### Exercise brief
Print the records again, character for character.

-------

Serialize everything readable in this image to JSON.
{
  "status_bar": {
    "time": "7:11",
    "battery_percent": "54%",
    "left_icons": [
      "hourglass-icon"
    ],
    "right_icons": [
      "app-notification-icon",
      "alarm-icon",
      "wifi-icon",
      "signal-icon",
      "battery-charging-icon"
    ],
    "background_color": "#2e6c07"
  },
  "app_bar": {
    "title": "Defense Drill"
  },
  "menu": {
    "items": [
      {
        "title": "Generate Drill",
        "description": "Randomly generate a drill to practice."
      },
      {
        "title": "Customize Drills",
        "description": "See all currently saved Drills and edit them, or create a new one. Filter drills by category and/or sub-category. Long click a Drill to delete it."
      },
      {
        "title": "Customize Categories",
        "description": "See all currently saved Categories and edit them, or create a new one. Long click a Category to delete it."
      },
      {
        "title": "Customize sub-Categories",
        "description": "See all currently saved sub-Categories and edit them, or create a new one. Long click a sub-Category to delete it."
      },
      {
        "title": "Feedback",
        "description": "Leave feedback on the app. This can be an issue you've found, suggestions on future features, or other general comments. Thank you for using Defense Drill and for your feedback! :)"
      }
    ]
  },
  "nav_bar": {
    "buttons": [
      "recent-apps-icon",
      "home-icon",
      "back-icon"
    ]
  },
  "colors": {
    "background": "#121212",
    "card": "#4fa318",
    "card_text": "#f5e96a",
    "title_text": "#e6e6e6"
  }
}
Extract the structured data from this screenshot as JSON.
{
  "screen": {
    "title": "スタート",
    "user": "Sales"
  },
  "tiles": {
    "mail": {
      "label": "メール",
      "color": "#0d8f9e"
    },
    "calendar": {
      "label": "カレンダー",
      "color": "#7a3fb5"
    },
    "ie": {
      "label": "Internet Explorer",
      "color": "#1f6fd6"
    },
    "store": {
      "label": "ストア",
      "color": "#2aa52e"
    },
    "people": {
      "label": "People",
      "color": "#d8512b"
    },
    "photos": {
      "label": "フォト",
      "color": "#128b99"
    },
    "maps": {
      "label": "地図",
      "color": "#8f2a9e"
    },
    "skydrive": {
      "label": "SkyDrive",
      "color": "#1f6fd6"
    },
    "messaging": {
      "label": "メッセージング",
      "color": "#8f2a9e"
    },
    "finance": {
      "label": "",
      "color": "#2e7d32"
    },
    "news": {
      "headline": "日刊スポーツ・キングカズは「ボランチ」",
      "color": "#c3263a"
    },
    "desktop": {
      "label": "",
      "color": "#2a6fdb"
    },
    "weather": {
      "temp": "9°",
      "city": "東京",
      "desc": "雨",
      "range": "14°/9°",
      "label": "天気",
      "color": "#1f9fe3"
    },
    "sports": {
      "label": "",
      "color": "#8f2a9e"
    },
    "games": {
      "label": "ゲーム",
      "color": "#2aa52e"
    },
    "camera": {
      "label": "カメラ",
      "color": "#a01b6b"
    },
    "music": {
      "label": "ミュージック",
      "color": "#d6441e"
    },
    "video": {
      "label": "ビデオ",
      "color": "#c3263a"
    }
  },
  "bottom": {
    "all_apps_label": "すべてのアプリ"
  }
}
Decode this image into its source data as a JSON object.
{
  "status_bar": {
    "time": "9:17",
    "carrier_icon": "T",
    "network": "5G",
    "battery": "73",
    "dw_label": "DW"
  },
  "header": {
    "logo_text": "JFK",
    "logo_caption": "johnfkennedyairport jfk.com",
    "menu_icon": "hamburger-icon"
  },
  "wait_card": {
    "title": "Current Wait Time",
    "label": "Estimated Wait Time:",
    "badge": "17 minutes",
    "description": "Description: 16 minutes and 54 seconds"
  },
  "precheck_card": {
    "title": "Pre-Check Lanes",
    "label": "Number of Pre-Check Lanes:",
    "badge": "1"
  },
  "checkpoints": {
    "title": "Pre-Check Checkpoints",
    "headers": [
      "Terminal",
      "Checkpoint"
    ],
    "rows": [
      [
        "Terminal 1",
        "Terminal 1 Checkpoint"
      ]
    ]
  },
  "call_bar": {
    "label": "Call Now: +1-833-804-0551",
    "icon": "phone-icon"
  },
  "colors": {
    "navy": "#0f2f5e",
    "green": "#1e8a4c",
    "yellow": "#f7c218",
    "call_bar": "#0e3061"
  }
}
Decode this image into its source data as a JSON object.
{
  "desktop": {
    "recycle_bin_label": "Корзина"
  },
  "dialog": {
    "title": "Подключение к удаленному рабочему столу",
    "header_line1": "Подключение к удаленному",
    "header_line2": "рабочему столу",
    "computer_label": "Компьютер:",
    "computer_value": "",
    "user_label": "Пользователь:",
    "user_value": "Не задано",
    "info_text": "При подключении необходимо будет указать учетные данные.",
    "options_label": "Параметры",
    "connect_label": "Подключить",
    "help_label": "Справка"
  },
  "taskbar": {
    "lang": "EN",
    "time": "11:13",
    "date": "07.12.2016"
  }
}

-------

### Result
Serialize everything readable in this image to JSON.
{
  "status_bar": {
    "time": "7:11",
    "battery_percent": "54%",
    "left_icons": [
      "hourglass-icon"
    ],
    "right_icons": [
      "app-notification-icon",
      "alarm-icon",
      "wifi-icon",
      "signal-icon",
      "battery-charging-icon"
    ],
    "background_color": "#2e6c07"
  },
  "app_bar": {
    "title": "Defense Drill"
  },
  "menu": {
    "items": [
      {
        "title": "Generate Drill",
        "description": "Randomly generate a drill to practice."
      },
      {
        "title": "Customize Drills",
        "description": "See all currently saved Drills and edit them, or create a new one. Filter drills by category and/or sub-category. Long click a Drill to delete it."
      },
      {
        "title": "Customize Categories",
        "description": "See all currently saved Categories and edit them, or create a new one. Long click a Category to delete it."
      },
      {
        "title": "Customize sub-Categories",
        "description": "See all currently saved sub-Categories and edit them, or create a new one. Long click a sub-Category to delete it."
      },
      {
        "title": "Feedback",
        "description": "Leave feedback on the app. This can be an issue you've found, suggestions on future features, or other general comments. Thank you for using Defense Drill and for your feedback! :)"
      }
    ]
  },
  "nav_bar": {
    "buttons": [
      "recent-apps-icon",
      "home-icon",
      "back-icon"
    ]
  },
  "colors": {
    "background": "#121212",
    "card": "#4fa318",
    "card_text": "#f5e96a",
    "title_text": "#e6e6e6"
  }
}
Extract the structured data from this screenshot as JSON.
{
  "screen": {
    "title": "スタート",
    "user": "Sales"
  },
  "tiles": {
    "mail": {
      "label": "メール",
      "color": "#0d8f9e"
    },
    "calendar": {
      "label": "カレンダー",
      "color": "#7a3fb5"
    },
    "ie": {
      "label": "Internet Explorer",
      "color": "#1f6fd6"
    },
    "store": {
      "label": "ストア",
      "color": "#2aa52e"
    },
    "people": {
      "label": "People",
      "color": "#d8512b"
    },
    "photos": {
      "label": "フォト",
      "color": "#128b99"
    },
    "maps": {
      "label": "地図",
      "color": "#8f2a9e"
    },
    "skydrive": {
      "label": "SkyDrive",
      "color": "#1f6fd6"
    },
    "messaging": {
      "label": "メッセージング",
      "color": "#8f2a9e"
    },
    "finance": {
      "label": "",
      "color": "#2e7d32"
    },
    "news": {
      "headline": "日刊スポーツ・キングカズは「ボランチ」",
      "color": "#c3263a"
    },
    "desktop": {
      "label": "",
      "color": "#2a6fdb"
    },
    "weather": {
      "temp": "9°",
      "city": "東京",
      "desc": "雨",
      "range": "14°/9°",
      "label": "天気",
      "color": "#1f9fe3"
    },
    "sports": {
      "label": "",
      "color": "#8f2a9e"
    },
    "games": {
      "label": "ゲーム",
      "color": "#2aa52e"
    },
    "camera": {
      "label": "カメラ",
      "color": "#a01b6b"
    },
    "music": {
      "label": "ミュージック",
      "color": "#d6441e"
    },
    "video": {
      "label": "ビデオ",
      "color": "#c3263a"
    }
  },
  "bottom": {
    "all_apps_label": "すべてのアプリ"
  }
}
Decode this image into its source data as a JSON object.
{
  "status_bar": {
    "time": "9:17",
    "carrier_icon": "T",
    "network": "5G",
    "battery": "73",
    "dw_label": "DW"
  },
  "header": {
    "logo_text": "JFK",
    "logo_caption": "johnfkennedyairport jfk.com",
    "menu_icon": "hamburger-icon"
  },
  "wait_card": {
    "title": "Current Wait Time",
    "label": "Estimated Wait Time:",
    "badge": "17 minutes",
    "description": "Description: 16 minutes and 54 seconds"
  },
  "precheck_card": {
    "title": "Pre-Check Lanes",
    "label": "Number of Pre-Check Lanes:",
    "badge": "1"
  },
  "checkpoints": {
    "title": "Pre-Check Checkpoints",
    "headers": [
      "Terminal",
      "Checkpoint"
    ],
    "rows": [
      [
        "Terminal 1",
        "Terminal 1 Checkpoint"
      ]
    ]
  },
  "call_bar": {
    "label": "Call Now: +1-833-804-0551",
    "icon": "phone-icon"
  },
  "colors": {
    "navy": "#0f2f5e",
    "green": "#1e8a4c",
    "yellow": "#f7c218",
    "call_bar": "#0e3061"
  }
}
Decode this image into its source data as a JSON object.
{
  "desktop": {
    "recycle_bin_label": "Корзина"
  },
  "dialog": {
    "title": "Подключение к удаленному рабочему столу",
    "header_line1": "Подключение к удаленному",
    "header_line2": "рабочему столу",
    "computer_label": "Компьютер:",
    "computer_value": "",
    "user_label": "Пользователь:",
    "user_value": "Не задано",
    "info_text": "При подключении необходимо будет указать учетные данные.",
    "options_label": "Параметры",
    "connect_label": "Подключить",
    "help_label": "Справка"
  },
  "taskbar": {
    "lang": "EN",
    "time": "11:13",
    "date": "07.12.2016"
  }
}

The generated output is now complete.